● Given exercise
Reproduce verbatim the lines of material starting at the one containing "low-rise-sold-pct: 100% xyxy=(2126,193,2210,229)" and ending at the one containing "target-icon-dot xyxy=(1856,472,1872,488)", both included.

»»

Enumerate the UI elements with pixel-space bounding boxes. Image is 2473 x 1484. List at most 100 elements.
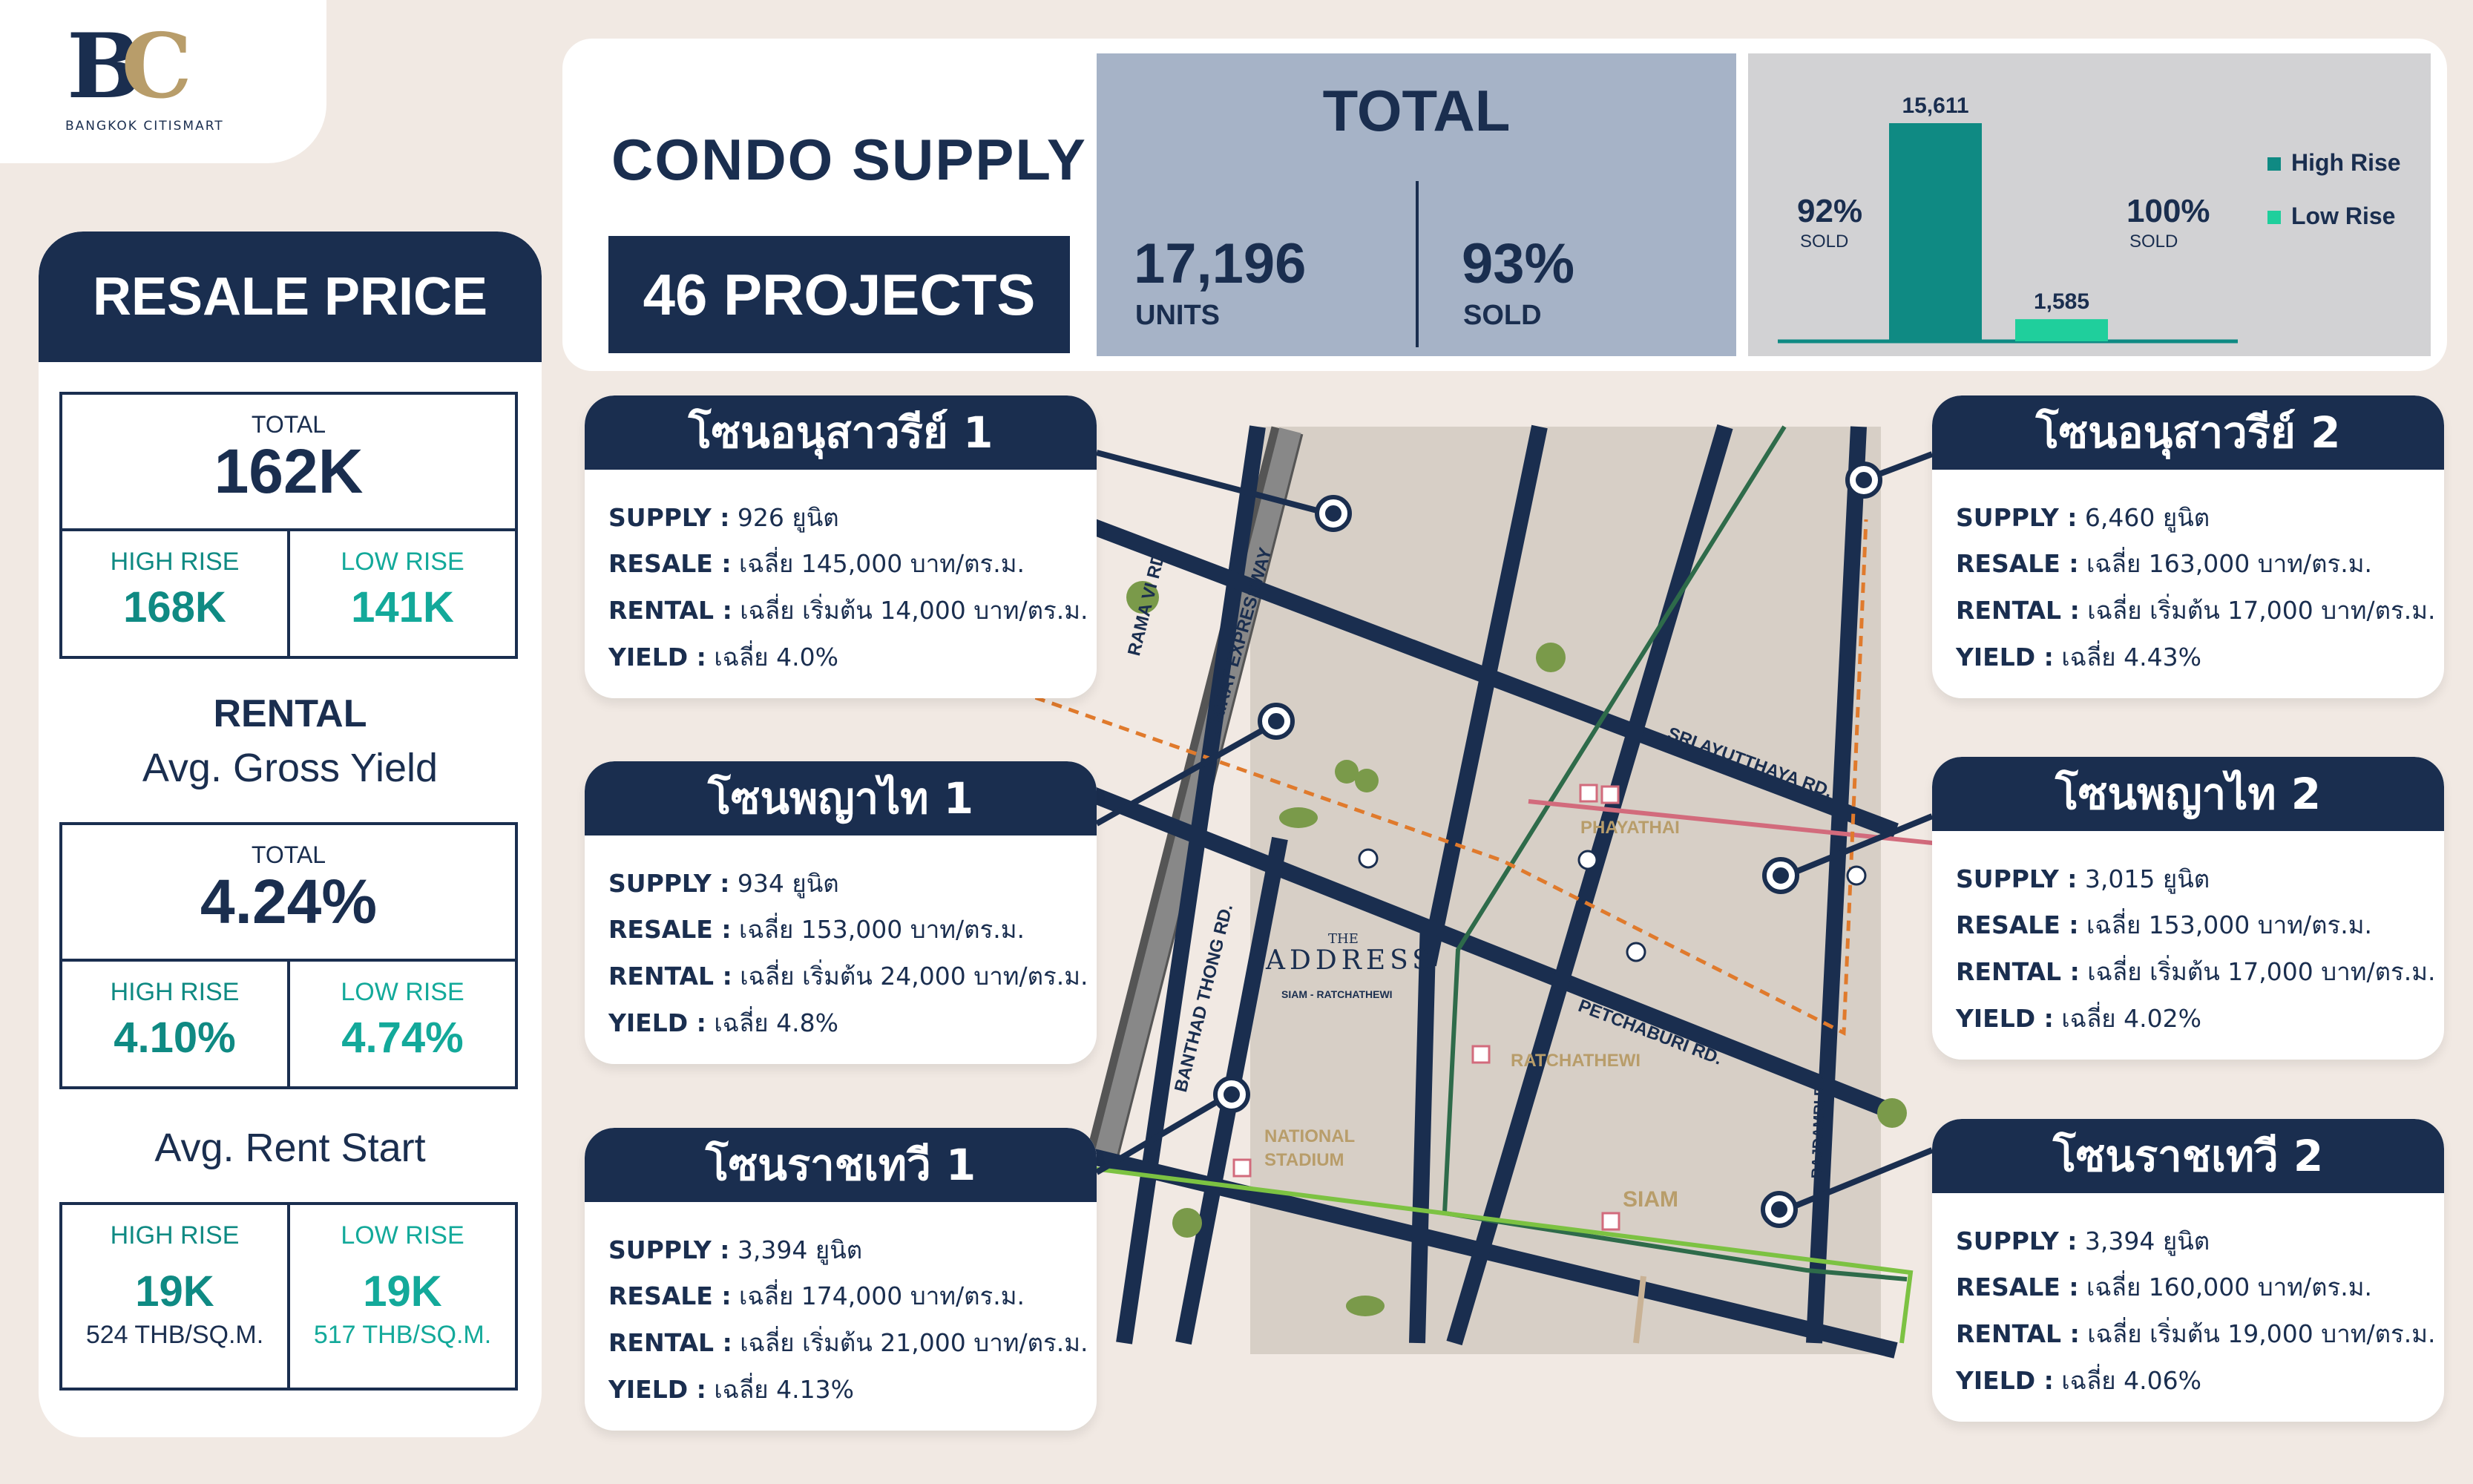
low-rise-sold-pct: 100% xyxy=(2126,193,2210,229)
logo-letter-b: B xyxy=(67,14,142,119)
national-stadium-label-1: NATIONAL xyxy=(1264,1126,1356,1146)
project-sub-label: SIAM - RATCHATHEWI xyxy=(1281,988,1393,1000)
yield-key: YIELD : xyxy=(608,1375,706,1404)
project-pre-label: THE xyxy=(1328,931,1359,947)
target-icon-dot xyxy=(1856,472,1872,488)
high-rise-sold-label: SOLD xyxy=(1800,232,1849,252)
yield-total-label: TOTAL xyxy=(251,841,326,868)
supply-value: 934 ยูนิต xyxy=(729,869,839,898)
bar-low-rise xyxy=(2015,319,2108,341)
legend-swatch xyxy=(2267,211,2281,224)
bts-station-icon xyxy=(1579,784,1598,803)
resale-value: เฉลี่ย 174,000 บาท/ตร.ม. xyxy=(731,1281,1025,1310)
yield-low-rise-cell: LOW RISE 4.74% xyxy=(287,962,515,1086)
logo-subtitle: BANGKOK CITISMART xyxy=(65,119,224,134)
projects-count: 46 PROJECTS xyxy=(608,236,1070,353)
resale-high-label: HIGH RISE xyxy=(110,548,240,576)
rental-key: RENTAL : xyxy=(1956,596,2080,625)
yield-value: เฉลี่ย 4.0% xyxy=(706,643,838,672)
supply-key: SUPPLY : xyxy=(608,503,730,532)
station-markers xyxy=(1232,784,1867,1231)
ratchawithi-road xyxy=(1420,424,1548,967)
zone-card-ratchathewi-2: โซนราชเทวี 2 SUPPLY : 3,394 ยูนิต RESALE… xyxy=(1932,1119,2444,1422)
rental-key: RENTAL : xyxy=(608,1328,732,1357)
resale-low-rise-cell: LOW RISE 141K xyxy=(287,531,515,656)
arl-station-icon xyxy=(1600,785,1620,804)
supply-value: 926 ยูนิต xyxy=(729,503,839,532)
zone-card-title: โซนพญาไท 2 xyxy=(1932,757,2444,831)
legend-swatch xyxy=(2267,157,2281,171)
yield-value: เฉลี่ย 4.02% xyxy=(2053,1004,2201,1033)
resale-price-box: TOTAL 162K HIGH RISE 168K LOW RISE 141K xyxy=(59,392,518,659)
rental-value: เฉลี่ย เริ่มต้น 17,000 บาท/ตร.ม. xyxy=(2079,957,2436,986)
supply-key: SUPPLY : xyxy=(1956,503,2078,532)
yield-value: เฉลี่ย 4.13% xyxy=(706,1375,854,1404)
tree-icons xyxy=(1126,581,1907,1316)
target-icon-dot xyxy=(1773,867,1789,884)
national-stadium-label-2: STADIUM xyxy=(1264,1150,1344,1170)
legend-label: Low Rise xyxy=(2291,203,2395,229)
supply-value: 3,394 ยูนิต xyxy=(729,1235,863,1264)
resale-key: RESALE : xyxy=(608,1281,732,1310)
high-rise-sold-pct: 92% xyxy=(1797,193,1863,229)
target-icon-dot xyxy=(1268,713,1284,729)
phayathai-station-label: PHAYATHAI xyxy=(1580,818,1680,838)
resale-value: เฉลี่ย 153,000 บาท/ตร.ม. xyxy=(731,915,1025,944)
rent-start-box: HIGH RISE 19K 524 THB/SQ.M. LOW RISE 19K… xyxy=(59,1202,518,1391)
rent-high-per-sqm: 524 THB/SQ.M. xyxy=(85,1321,264,1349)
zone-card-phayathai-2: โซนพญาไท 2 SUPPLY : 3,015 ยูนิต RESALE :… xyxy=(1932,757,2444,1060)
petchaburi-road xyxy=(1035,764,1899,1121)
rent-start-title: Avg. Rent Start xyxy=(154,1126,426,1170)
tree-icon xyxy=(1536,643,1566,672)
chart-canvas: 15,611 1,585 High Rise Low Rise xyxy=(1778,93,2401,344)
yield-total-value: 4.24% xyxy=(200,867,378,936)
resale-value: เฉลี่ย 145,000 บาท/ตร.ม. xyxy=(731,549,1025,578)
rent-high-rise-cell: HIGH RISE 19K 524 THB/SQ.M. xyxy=(62,1205,287,1388)
rent-high-label: HIGH RISE xyxy=(110,1221,240,1250)
rent-low-label: LOW RISE xyxy=(341,1221,464,1250)
total-summary: TOTAL 17,196 UNITS 93% SOLD xyxy=(1097,53,1736,356)
mrt-line xyxy=(1035,519,1868,1036)
target-icon-dot xyxy=(1325,505,1341,522)
units-label: UNITS xyxy=(1135,300,1220,331)
resale-low-label: LOW RISE xyxy=(341,548,464,576)
low-rise-sold-label: SOLD xyxy=(2129,232,2178,252)
logo-letter-c: C xyxy=(121,14,192,119)
supply-key: SUPPLY : xyxy=(1956,1227,2078,1255)
mrt-station-icon xyxy=(1846,865,1867,886)
tree-icon xyxy=(1126,581,1159,614)
brand-logo: BC BANGKOK CITISMART xyxy=(0,0,326,163)
tree-icon xyxy=(1355,769,1379,792)
rent-low-value: 19K xyxy=(363,1267,442,1316)
zone-card-title: โซนราชเทวี 1 xyxy=(585,1128,1097,1202)
bar-value-label: 15,611 xyxy=(1902,93,1968,118)
logo-mark: BC xyxy=(67,22,192,111)
rental-title: RENTAL xyxy=(213,692,367,735)
supply-key: SUPPLY : xyxy=(608,869,730,898)
target-icon-dot xyxy=(1224,1086,1240,1103)
mrt-station-icon xyxy=(1626,942,1646,962)
mrt-station-icon xyxy=(1577,850,1598,870)
resale-key: RESALE : xyxy=(1956,549,2079,578)
bts-station-icon xyxy=(1232,1158,1252,1178)
supply-value: 3,394 ยูนิต xyxy=(2077,1227,2210,1255)
yield-high-value: 4.10% xyxy=(114,1014,236,1062)
zone-card-monument-2: โซนอนุสาวรีย์ 2 SUPPLY : 6,460 ยูนิต RES… xyxy=(1932,395,2444,698)
yield-key: YIELD : xyxy=(1956,1366,2054,1395)
bts-station-icon xyxy=(1471,1045,1491,1064)
supply-key: SUPPLY : xyxy=(1956,864,2078,893)
resale-key: RESALE : xyxy=(1956,1273,2079,1301)
supply-key: SUPPLY : xyxy=(608,1235,730,1264)
rental-value: เฉลี่ย เริ่มต้น 24,000 บาท/ตร.ม. xyxy=(732,962,1088,991)
resale-total-value: 162K xyxy=(214,436,364,506)
rent-high-value: 19K xyxy=(135,1267,214,1316)
bush-icon xyxy=(1346,1296,1385,1316)
units-value: 17,196 xyxy=(1134,232,1307,295)
yield-box: TOTAL 4.24% HIGH RISE 4.10% LOW RISE 4.7… xyxy=(59,822,518,1089)
yield-key: YIELD : xyxy=(608,643,706,672)
rental-key: RENTAL : xyxy=(608,962,732,991)
rental-key: RENTAL : xyxy=(1956,957,2080,986)
resale-key: RESALE : xyxy=(608,915,732,944)
yield-high-label: HIGH RISE xyxy=(110,978,240,1006)
yield-key: YIELD : xyxy=(1956,1004,2054,1033)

««

● Solution below
low-rise-sold-pct: 100% xyxy=(2126,193,2210,229)
logo-letter-b: B xyxy=(67,14,142,119)
national-stadium-label-1: NATIONAL xyxy=(1264,1126,1356,1146)
project-sub-label: SIAM - RATCHATHEWI xyxy=(1281,988,1393,1000)
yield-key: YIELD : xyxy=(608,1375,706,1404)
project-pre-label: THE xyxy=(1328,931,1359,947)
target-icon-dot xyxy=(1856,472,1872,488)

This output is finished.